# [WHAT YOU SHOULD DO]
In the listing below, find every line containing "document" and copy it out.

----- RECORD SET

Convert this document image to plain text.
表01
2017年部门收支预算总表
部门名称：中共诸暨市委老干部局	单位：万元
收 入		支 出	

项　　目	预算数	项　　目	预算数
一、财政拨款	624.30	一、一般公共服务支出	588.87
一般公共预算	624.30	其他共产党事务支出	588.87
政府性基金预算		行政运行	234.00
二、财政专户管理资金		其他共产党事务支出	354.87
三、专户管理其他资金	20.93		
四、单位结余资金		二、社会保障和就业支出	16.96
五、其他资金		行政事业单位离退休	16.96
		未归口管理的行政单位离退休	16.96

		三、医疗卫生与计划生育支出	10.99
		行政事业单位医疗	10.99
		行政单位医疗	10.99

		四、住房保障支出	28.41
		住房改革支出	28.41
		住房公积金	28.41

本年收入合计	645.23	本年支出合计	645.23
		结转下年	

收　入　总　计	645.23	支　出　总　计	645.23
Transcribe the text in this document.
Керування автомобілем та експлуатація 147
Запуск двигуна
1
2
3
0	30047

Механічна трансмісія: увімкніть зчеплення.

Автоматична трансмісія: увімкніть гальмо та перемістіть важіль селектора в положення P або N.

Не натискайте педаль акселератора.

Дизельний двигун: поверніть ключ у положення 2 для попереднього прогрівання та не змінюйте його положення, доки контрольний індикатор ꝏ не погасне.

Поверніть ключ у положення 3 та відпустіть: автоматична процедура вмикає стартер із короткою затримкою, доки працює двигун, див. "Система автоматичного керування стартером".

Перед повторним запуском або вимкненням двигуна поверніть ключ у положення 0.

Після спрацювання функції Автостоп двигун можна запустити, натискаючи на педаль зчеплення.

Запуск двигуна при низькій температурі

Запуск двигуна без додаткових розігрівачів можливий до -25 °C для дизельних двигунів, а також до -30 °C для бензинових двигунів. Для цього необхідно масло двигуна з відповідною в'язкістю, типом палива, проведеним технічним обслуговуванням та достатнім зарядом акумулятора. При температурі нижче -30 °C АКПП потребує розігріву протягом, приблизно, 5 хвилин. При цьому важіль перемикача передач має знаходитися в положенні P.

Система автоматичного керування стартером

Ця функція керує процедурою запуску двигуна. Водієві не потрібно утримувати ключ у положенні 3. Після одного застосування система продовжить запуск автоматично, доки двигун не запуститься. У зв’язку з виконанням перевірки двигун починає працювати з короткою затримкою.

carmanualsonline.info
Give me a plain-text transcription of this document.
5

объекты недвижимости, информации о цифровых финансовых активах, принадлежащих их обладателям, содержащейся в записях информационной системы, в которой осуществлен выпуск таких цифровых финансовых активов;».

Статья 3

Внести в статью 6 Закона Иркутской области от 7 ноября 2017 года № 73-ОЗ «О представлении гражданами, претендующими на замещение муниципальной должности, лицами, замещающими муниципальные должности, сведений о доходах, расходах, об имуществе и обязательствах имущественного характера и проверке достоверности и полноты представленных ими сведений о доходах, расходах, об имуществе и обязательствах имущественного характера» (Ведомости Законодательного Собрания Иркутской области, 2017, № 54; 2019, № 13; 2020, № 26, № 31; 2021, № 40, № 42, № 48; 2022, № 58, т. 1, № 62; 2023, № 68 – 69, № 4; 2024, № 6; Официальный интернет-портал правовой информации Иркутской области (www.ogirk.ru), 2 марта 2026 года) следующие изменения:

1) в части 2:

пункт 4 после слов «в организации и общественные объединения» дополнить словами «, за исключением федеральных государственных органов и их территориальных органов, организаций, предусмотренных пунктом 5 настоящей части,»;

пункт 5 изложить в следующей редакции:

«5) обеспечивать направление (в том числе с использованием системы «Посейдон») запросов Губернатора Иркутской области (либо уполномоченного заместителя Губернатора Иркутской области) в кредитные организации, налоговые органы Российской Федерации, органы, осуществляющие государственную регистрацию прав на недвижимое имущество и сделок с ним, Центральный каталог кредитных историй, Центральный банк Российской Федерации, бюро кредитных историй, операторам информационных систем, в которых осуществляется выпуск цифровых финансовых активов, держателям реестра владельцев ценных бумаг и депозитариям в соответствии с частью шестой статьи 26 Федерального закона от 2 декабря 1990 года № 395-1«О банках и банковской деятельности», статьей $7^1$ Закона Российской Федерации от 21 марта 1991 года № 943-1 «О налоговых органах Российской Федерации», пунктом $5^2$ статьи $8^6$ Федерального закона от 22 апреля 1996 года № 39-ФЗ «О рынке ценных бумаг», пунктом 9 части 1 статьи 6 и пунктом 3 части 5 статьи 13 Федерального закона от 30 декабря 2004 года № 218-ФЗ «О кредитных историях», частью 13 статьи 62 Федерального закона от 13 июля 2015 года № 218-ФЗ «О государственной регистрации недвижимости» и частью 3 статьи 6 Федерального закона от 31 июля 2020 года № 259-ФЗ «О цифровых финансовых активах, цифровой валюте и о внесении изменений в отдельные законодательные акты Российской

----------

# [THE REPLY]
Convert this document image to plain text.
Transcribe the text in this document.
Give me a plain-text transcription of this document.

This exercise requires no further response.